-- start of RECORD EXCERPTS --

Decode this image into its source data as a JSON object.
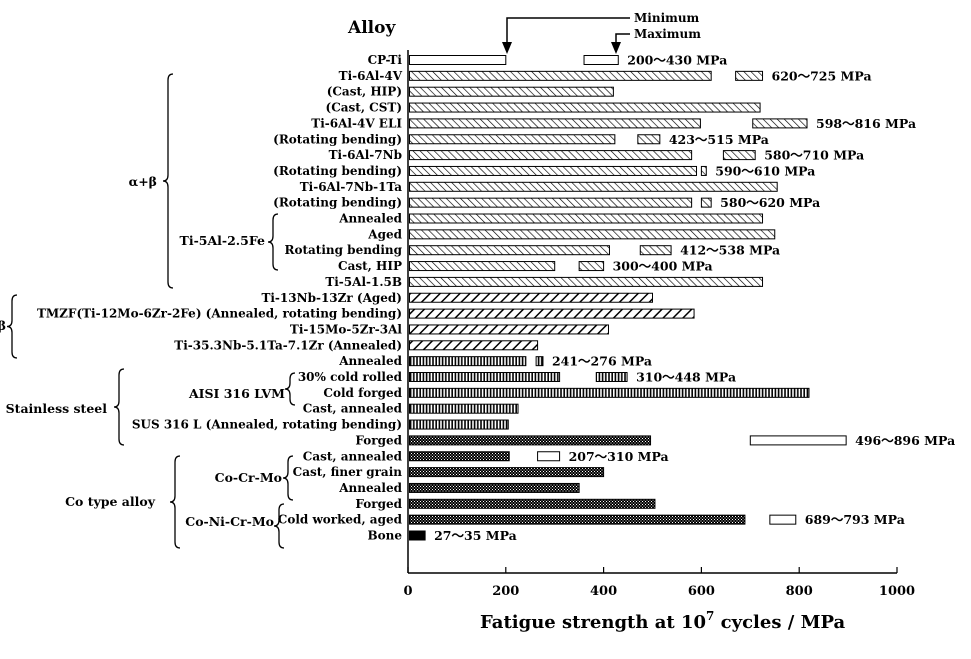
{
  "chart_data": {
    "type": "bar",
    "orientation": "horizontal",
    "title": "Alloy",
    "xlabel_prefix": "Fatigue strength at 10",
    "xlabel_exponent": "7",
    "xlabel_suffix": " cycles / MPa",
    "xlim": [
      0,
      1000
    ],
    "xticks": [
      "0",
      "200",
      "400",
      "600",
      "800",
      "1000"
    ],
    "legend": {
      "minimum": "Minimum",
      "maximum": "Maximum"
    },
    "groups": [
      {
        "label": "α+β"
      },
      {
        "label": "Ti-5Al-2.5Fe"
      },
      {
        "label": "β"
      },
      {
        "label": "Stainless steel"
      },
      {
        "label": "AISI 316 LVM"
      },
      {
        "label": "Co type alloy"
      },
      {
        "label": "Co-Cr-Mo"
      },
      {
        "label": "Co-Ni-Cr-Mo"
      }
    ],
    "rows": [
      {
        "label": "CP-Ti",
        "pattern": "blank",
        "min": 200,
        "max_range": [
          360,
          430
        ],
        "range_label": "200～430 MPa"
      },
      {
        "label": "Ti-6Al-4V",
        "pattern": "hatch",
        "min": 620,
        "max_range": [
          670,
          725
        ],
        "range_label": "620～725 MPa"
      },
      {
        "label": "(Cast, HIP)",
        "pattern": "hatch",
        "min": 420
      },
      {
        "label": "(Cast, CST)",
        "pattern": "hatch",
        "min": 720
      },
      {
        "label": "Ti-6Al-4V ELI",
        "pattern": "hatch",
        "min": 598,
        "max_range": [
          705,
          816
        ],
        "range_label": "598～816 MPa"
      },
      {
        "label": "(Rotating bending)",
        "pattern": "hatch",
        "min": 423,
        "max_range": [
          470,
          515
        ],
        "range_label": "423～515 MPa"
      },
      {
        "label": "Ti-6Al-7Nb",
        "pattern": "hatch",
        "min": 580,
        "max_range": [
          645,
          710
        ],
        "range_label": "580～710 MPa"
      },
      {
        "label": "(Rotating bending)",
        "pattern": "hatch",
        "min": 590,
        "max_range": [
          600,
          610
        ],
        "range_label": "590～610 MPa"
      },
      {
        "label": "Ti-6Al-7Nb-1Ta",
        "pattern": "hatch",
        "min": 755
      },
      {
        "label": "(Rotating bending)",
        "pattern": "hatch",
        "min": 580,
        "max_range": [
          600,
          620
        ],
        "range_label": "580～620 MPa"
      },
      {
        "label": "Annealed",
        "pattern": "hatch",
        "min": 725
      },
      {
        "label": "Aged",
        "pattern": "hatch",
        "min": 750
      },
      {
        "label": "Rotating bending",
        "pattern": "hatch",
        "min": 412,
        "max_range": [
          475,
          538
        ],
        "range_label": "412～538 MPa"
      },
      {
        "label": "Cast, HIP",
        "pattern": "hatch",
        "min": 300,
        "max_range": [
          350,
          400
        ],
        "range_label": "300～400 MPa"
      },
      {
        "label": "Ti-5Al-1.5B",
        "pattern": "hatch",
        "min": 725
      },
      {
        "label": "Ti-13Nb-13Zr (Aged)",
        "pattern": "stripe",
        "min": 500
      },
      {
        "label": "TMZF(Ti-12Mo-6Zr-2Fe) (Annealed, rotating bending)",
        "pattern": "stripe",
        "min": 585
      },
      {
        "label": "Ti-15Mo-5Zr-3Al",
        "pattern": "stripe",
        "min": 410
      },
      {
        "label": "Ti-35.3Nb-5.1Ta-7.1Zr (Annealed)",
        "pattern": "stripe",
        "min": 265
      },
      {
        "label": "Annealed",
        "pattern": "vert",
        "min": 241,
        "max_range": [
          262,
          276
        ],
        "range_label": "241～276 MPa"
      },
      {
        "label": "30% cold rolled",
        "pattern": "vert",
        "min": 310,
        "max_range": [
          385,
          448
        ],
        "range_label": "310～448 MPa"
      },
      {
        "label": "Cold forged",
        "pattern": "vert",
        "min": 820
      },
      {
        "label": "Cast, annealed",
        "pattern": "vert",
        "min": 225
      },
      {
        "label": "SUS 316 L (Annealed, rotating bending)",
        "pattern": "vert",
        "min": 205
      },
      {
        "label": "Forged",
        "pattern": "dots",
        "min": 496,
        "max_range": [
          700,
          896
        ],
        "max_pattern": "blank",
        "range_label": "496～896 MPa"
      },
      {
        "label": "Cast, annealed",
        "pattern": "dots",
        "min": 207,
        "max_range": [
          265,
          310
        ],
        "max_pattern": "blank",
        "range_label": "207～310 MPa"
      },
      {
        "label": "Cast, finer grain",
        "pattern": "dots",
        "min": 400
      },
      {
        "label": "Annealed",
        "pattern": "dots",
        "min": 350
      },
      {
        "label": "Forged",
        "pattern": "dots",
        "min": 505
      },
      {
        "label": "Cold worked, aged",
        "pattern": "dots",
        "min": 689,
        "max_range": [
          740,
          793
        ],
        "max_pattern": "blank",
        "range_label": "689～793 MPa"
      },
      {
        "label": "Bone",
        "pattern": "solid",
        "min": 27,
        "max_range": [
          27,
          35
        ],
        "range_label": "27～35 MPa"
      }
    ]
  }
}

-- end of RECORD EXCERPTS --

[PROBLEM STATEMENT] Write the entries above out in full, exactly, with no images.

[PROBLEM SOLUTION]
Decode this image into its source data as a JSON object.
{
  "chart_data": {
    "type": "bar",
    "orientation": "horizontal",
    "title": "Alloy",
    "xlabel_prefix": "Fatigue strength at 10",
    "xlabel_exponent": "7",
    "xlabel_suffix": " cycles / MPa",
    "xlim": [
      0,
      1000
    ],
    "xticks": [
      "0",
      "200",
      "400",
      "600",
      "800",
      "1000"
    ],
    "legend": {
      "minimum": "Minimum",
      "maximum": "Maximum"
    },
    "groups": [
      {
        "label": "α+β"
      },
      {
        "label": "Ti-5Al-2.5Fe"
      },
      {
        "label": "β"
      },
      {
        "label": "Stainless steel"
      },
      {
        "label": "AISI 316 LVM"
      },
      {
        "label": "Co type alloy"
      },
      {
        "label": "Co-Cr-Mo"
      },
      {
        "label": "Co-Ni-Cr-Mo"
      }
    ],
    "rows": [
      {
        "label": "CP-Ti",
        "pattern": "blank",
        "min": 200,
        "max_range": [
          360,
          430
        ],
        "range_label": "200～430 MPa"
      },
      {
        "label": "Ti-6Al-4V",
        "pattern": "hatch",
        "min": 620,
        "max_range": [
          670,
          725
        ],
        "range_label": "620～725 MPa"
      },
      {
        "label": "(Cast, HIP)",
        "pattern": "hatch",
        "min": 420
      },
      {
        "label": "(Cast, CST)",
        "pattern": "hatch",
        "min": 720
      },
      {
        "label": "Ti-6Al-4V ELI",
        "pattern": "hatch",
        "min": 598,
        "max_range": [
          705,
          816
        ],
        "range_label": "598～816 MPa"
      },
      {
        "label": "(Rotating bending)",
        "pattern": "hatch",
        "min": 423,
        "max_range": [
          470,
          515
        ],
        "range_label": "423～515 MPa"
      },
      {
        "label": "Ti-6Al-7Nb",
        "pattern": "hatch",
        "min": 580,
        "max_range": [
          645,
          710
        ],
        "range_label": "580～710 MPa"
      },
      {
        "label": "(Rotating bending)",
        "pattern": "hatch",
        "min": 590,
        "max_range": [
          600,
          610
        ],
        "range_label": "590～610 MPa"
      },
      {
        "label": "Ti-6Al-7Nb-1Ta",
        "pattern": "hatch",
        "min": 755
      },
      {
        "label": "(Rotating bending)",
        "pattern": "hatch",
        "min": 580,
        "max_range": [
          600,
          620
        ],
        "range_label": "580～620 MPa"
      },
      {
        "label": "Annealed",
        "pattern": "hatch",
        "min": 725
      },
      {
        "label": "Aged",
        "pattern": "hatch",
        "min": 750
      },
      {
        "label": "Rotating bending",
        "pattern": "hatch",
        "min": 412,
        "max_range": [
          475,
          538
        ],
        "range_label": "412～538 MPa"
      },
      {
        "label": "Cast, HIP",
        "pattern": "hatch",
        "min": 300,
        "max_range": [
          350,
          400
        ],
        "range_label": "300～400 MPa"
      },
      {
        "label": "Ti-5Al-1.5B",
        "pattern": "hatch",
        "min": 725
      },
      {
        "label": "Ti-13Nb-13Zr (Aged)",
        "pattern": "stripe",
        "min": 500
      },
      {
        "label": "TMZF(Ti-12Mo-6Zr-2Fe) (Annealed, rotating bending)",
        "pattern": "stripe",
        "min": 585
      },
      {
        "label": "Ti-15Mo-5Zr-3Al",
        "pattern": "stripe",
        "min": 410
      },
      {
        "label": "Ti-35.3Nb-5.1Ta-7.1Zr (Annealed)",
        "pattern": "stripe",
        "min": 265
      },
      {
        "label": "Annealed",
        "pattern": "vert",
        "min": 241,
        "max_range": [
          262,
          276
        ],
        "range_label": "241～276 MPa"
      },
      {
        "label": "30% cold rolled",
        "pattern": "vert",
        "min": 310,
        "max_range": [
          385,
          448
        ],
        "range_label": "310～448 MPa"
      },
      {
        "label": "Cold forged",
        "pattern": "vert",
        "min": 820
      },
      {
        "label": "Cast, annealed",
        "pattern": "vert",
        "min": 225
      },
      {
        "label": "SUS 316 L (Annealed, rotating bending)",
        "pattern": "vert",
        "min": 205
      },
      {
        "label": "Forged",
        "pattern": "dots",
        "min": 496,
        "max_range": [
          700,
          896
        ],
        "max_pattern": "blank",
        "range_label": "496～896 MPa"
      },
      {
        "label": "Cast, annealed",
        "pattern": "dots",
        "min": 207,
        "max_range": [
          265,
          310
        ],
        "max_pattern": "blank",
        "range_label": "207～310 MPa"
      },
      {
        "label": "Cast, finer grain",
        "pattern": "dots",
        "min": 400
      },
      {
        "label": "Annealed",
        "pattern": "dots",
        "min": 350
      },
      {
        "label": "Forged",
        "pattern": "dots",
        "min": 505
      },
      {
        "label": "Cold worked, aged",
        "pattern": "dots",
        "min": 689,
        "max_range": [
          740,
          793
        ],
        "max_pattern": "blank",
        "range_label": "689～793 MPa"
      },
      {
        "label": "Bone",
        "pattern": "solid",
        "min": 27,
        "max_range": [
          27,
          35
        ],
        "range_label": "27～35 MPa"
      }
    ]
  }
}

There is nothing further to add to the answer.